-- EXCERPTED RECORDS follows --

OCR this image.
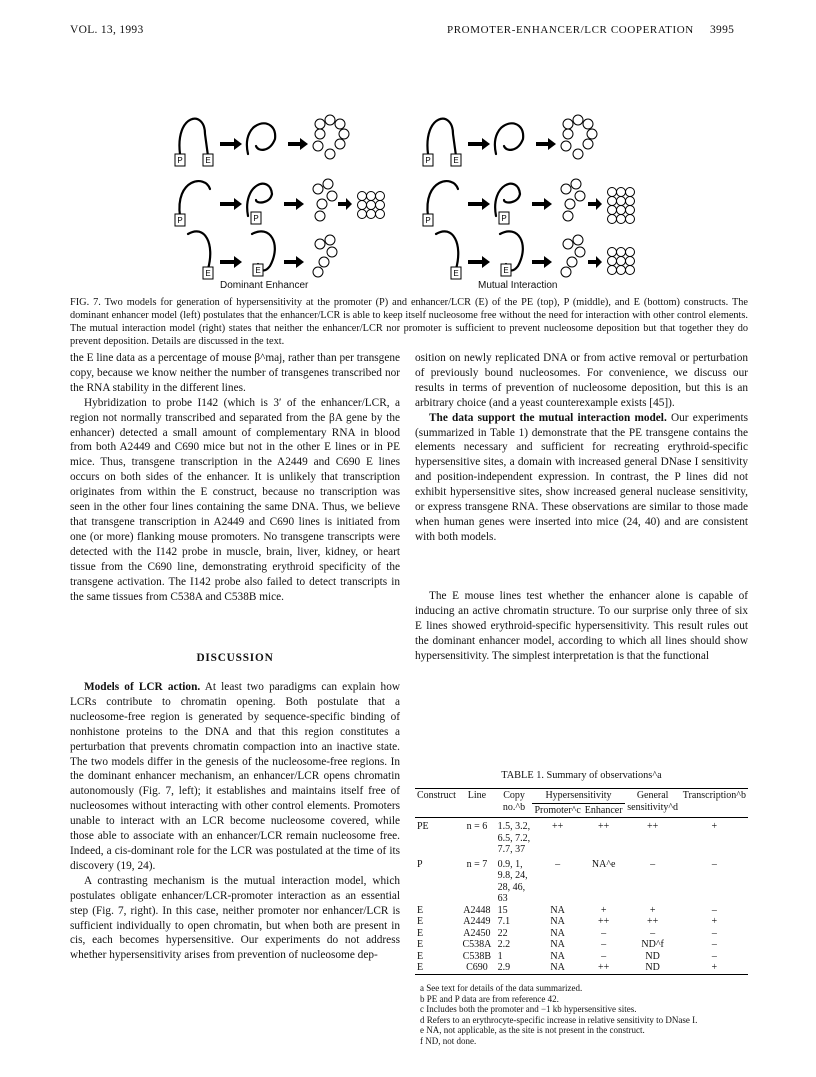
VOL. 13, 1993	PROMOTER-ENHANCER/LCR COOPERATION 3995
P	E
P	P
E	E
P	E
P	P
E	E
Dominant Enhancer	Mutual Interaction
FIG. 7. Two models for generation of hypersensitivity at the promoter (P) and enhancer/LCR (E) of the PE (top), P (middle), and E (bottom) constructs. The dominant enhancer model (left) postulates that the enhancer/LCR is able to keep itself nucleosome free without the need for interaction with other control elements. The mutual interaction model (right) states that neither the enhancer/LCR nor promoter is sufficient to prevent nucleosome deposition but that together they do prevent deposition. Details are discussed in the text.

the E line data as a percentage of mouse β^maj, rather than per transgene copy, because we know neither the number of transgenes transcribed nor the RNA stability in the different lines.

Hybridization to probe I142 (which is 3′ of the enhancer/LCR, a region not normally transcribed and separated from the βA gene by the enhancer) detected a small amount of complementary RNA in blood from both A2449 and C690 mice but not in the other E lines or in PE mice. Thus, transgene transcription in the A2449 and C690 E lines occurs on both sides of the enhancer. It is unlikely that transcription originates from within the E construct, because no transcription was seen in the other four lines containing the same DNA. Thus, we believe that transgene transcription in A2449 and C690 lines is initiated from one (or more) flanking mouse promoters. No transgene transcripts were detected with the I142 probe in muscle, brain, liver, kidney, or heart tissue from the C690 line, demonstrating erythroid specificity of the transgene activation. The I142 probe also failed to detect transcripts in the same tissues from C538A and C538B mice.

DISCUSSION

Models of LCR action. At least two paradigms can explain how LCRs contribute to chromatin opening. Both postulate that a nucleosome-free region is generated by sequence-specific binding of nonhistone proteins to the DNA and that this region constitutes a perturbation that prevents chromatin compaction into an inactive state. The two models differ in the genesis of the nucleosome-free regions. In the dominant enhancer mechanism, an enhancer/LCR opens chromatin autonomously (Fig. 7, left); it establishes and maintains itself free of nucleosomes without interacting with other control elements. Promoters unable to interact with an LCR become nucleosome covered, while those able to associate with an enhancer/LCR remain nucleosome free. Indeed, a cis-dominant role for the LCR was postulated at the time of its discovery (19, 24).

A contrasting mechanism is the mutual interaction model, which postulates obligate enhancer/LCR-promoter interaction as an essential step (Fig. 7, right). In this case, neither promoter nor enhancer/LCR is sufficient individually to open chromatin, but when both are present in cis, each becomes hypersensitive. Our experiments do not address whether hypersensitivity arises from prevention of nucleosome dep-

osition on newly replicated DNA or from active removal or perturbation of previously bound nucleosomes. For convenience, we discuss our results in terms of prevention of nucleosome deposition, but this is an arbitrary choice (and a yeast counterexample exists [45]).

The data support the mutual interaction model. Our experiments (summarized in Table 1) demonstrate that the PE transgene contains the elements necessary and sufficient for recreating erythroid-specific hypersensitive sites, a domain with increased general DNase I sensitivity and position-independent expression. In contrast, the P lines did not exhibit hypersensitive sites, show increased general nuclease sensitivity, or express transgene RNA. These observations are similar to those made when human genes were inserted into mice (24, 40) and are consistent with both models.

The E mouse lines test whether the enhancer alone is capable of inducing an active chromatin structure. To our surprise only three of six E lines showed erythroid-specific hypersensitivity. This result rules out the dominant enhancer model, according to which all lines should show hypersensitivity. The simplest interpretation is that the functional

TABLE 1. Summary of observations^a
Construct	Line	Copy no.^b	Hypersensitivity		General sensitivity^d	Transcription^b
			Promoter^c	Enhancer		
PE	n = 6	1.5, 3.2, 6.5, 7.2, 7.7, 37	++	++	++	+
P	n = 7	0.9, 1, 9.8, 24, 28, 46, 63	–	NA^e	–	–
E	A2448	15	NA	+	+	–
E	A2449	7.1	NA	++	++	+
E	A2450	22	NA	–	–	–
E	C538A	2.2	NA	–	ND^f	–
E	C538B	1	NA	–	ND	–
E	C690	2.9	NA	++	ND	+
a See text for details of the data summarized.
b PE and P data are from reference 42.
c Includes both the promoter and −1 kb hypersensitive sites.
d Refers to an erythrocyte-specific increase in relative sensitivity to DNase I.
e NA, not applicable, as the site is not present in the construct.
f ND, not done.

-- EXCERPTED RECORDS concluded --

## WHAT THE TASK REQUIRES
Each entry above should be returned exactly as written, minus its pictures.

## RESULT BELOW
OCR this image.
VOL. 13, 1993	PROMOTER-ENHANCER/LCR COOPERATION 3995
P	E
P	P
E	E
P	E
P	P
E	E
Dominant Enhancer	Mutual Interaction
FIG. 7. Two models for generation of hypersensitivity at the promoter (P) and enhancer/LCR (E) of the PE (top), P (middle), and E (bottom) constructs. The dominant enhancer model (left) postulates that the enhancer/LCR is able to keep itself nucleosome free without the need for interaction with other control elements. The mutual interaction model (right) states that neither the enhancer/LCR nor promoter is sufficient to prevent nucleosome deposition but that together they do prevent deposition. Details are discussed in the text.

the E line data as a percentage of mouse β^maj, rather than per transgene copy, because we know neither the number of transgenes transcribed nor the RNA stability in the different lines.

Hybridization to probe I142 (which is 3′ of the enhancer/LCR, a region not normally transcribed and separated from the βA gene by the enhancer) detected a small amount of complementary RNA in blood from both A2449 and C690 mice but not in the other E lines or in PE mice. Thus, transgene transcription in the A2449 and C690 E lines occurs on both sides of the enhancer. It is unlikely that transcription originates from within the E construct, because no transcription was seen in the other four lines containing the same DNA. Thus, we believe that transgene transcription in A2449 and C690 lines is initiated from one (or more) flanking mouse promoters. No transgene transcripts were detected with the I142 probe in muscle, brain, liver, kidney, or heart tissue from the C690 line, demonstrating erythroid specificity of the transgene activation. The I142 probe also failed to detect transcripts in the same tissues from C538A and C538B mice.

DISCUSSION

Models of LCR action. At least two paradigms can explain how LCRs contribute to chromatin opening. Both postulate that a nucleosome-free region is generated by sequence-specific binding of nonhistone proteins to the DNA and that this region constitutes a perturbation that prevents chromatin compaction into an inactive state. The two models differ in the genesis of the nucleosome-free regions. In the dominant enhancer mechanism, an enhancer/LCR opens chromatin autonomously (Fig. 7, left); it establishes and maintains itself free of nucleosomes without interacting with other control elements. Promoters unable to interact with an LCR become nucleosome covered, while those able to associate with an enhancer/LCR remain nucleosome free. Indeed, a cis-dominant role for the LCR was postulated at the time of its discovery (19, 24).

A contrasting mechanism is the mutual interaction model, which postulates obligate enhancer/LCR-promoter interaction as an essential step (Fig. 7, right). In this case, neither promoter nor enhancer/LCR is sufficient individually to open chromatin, but when both are present in cis, each becomes hypersensitive. Our experiments do not address whether hypersensitivity arises from prevention of nucleosome dep-

osition on newly replicated DNA or from active removal or perturbation of previously bound nucleosomes. For convenience, we discuss our results in terms of prevention of nucleosome deposition, but this is an arbitrary choice (and a yeast counterexample exists [45]).

The data support the mutual interaction model. Our experiments (summarized in Table 1) demonstrate that the PE transgene contains the elements necessary and sufficient for recreating erythroid-specific hypersensitive sites, a domain with increased general DNase I sensitivity and position-independent expression. In contrast, the P lines did not exhibit hypersensitive sites, show increased general nuclease sensitivity, or express transgene RNA. These observations are similar to those made when human genes were inserted into mice (24, 40) and are consistent with both models.

The E mouse lines test whether the enhancer alone is capable of inducing an active chromatin structure. To our surprise only three of six E lines showed erythroid-specific hypersensitivity. This result rules out the dominant enhancer model, according to which all lines should show hypersensitivity. The simplest interpretation is that the functional

TABLE 1. Summary of observations^a
Construct	Line	Copy no.^b	Hypersensitivity		General sensitivity^d	Transcription^b
			Promoter^c	Enhancer		
PE	n = 6	1.5, 3.2, 6.5, 7.2, 7.7, 37	++	++	++	+
P	n = 7	0.9, 1, 9.8, 24, 28, 46, 63	–	NA^e	–	–
E	A2448	15	NA	+	+	–
E	A2449	7.1	NA	++	++	+
E	A2450	22	NA	–	–	–
E	C538A	2.2	NA	–	ND^f	–
E	C538B	1	NA	–	ND	–
E	C690	2.9	NA	++	ND	+
a See text for details of the data summarized.
b PE and P data are from reference 42.
c Includes both the promoter and −1 kb hypersensitive sites.
d Refers to an erythrocyte-specific increase in relative sensitivity to DNase I.
e NA, not applicable, as the site is not present in the construct.
f ND, not done.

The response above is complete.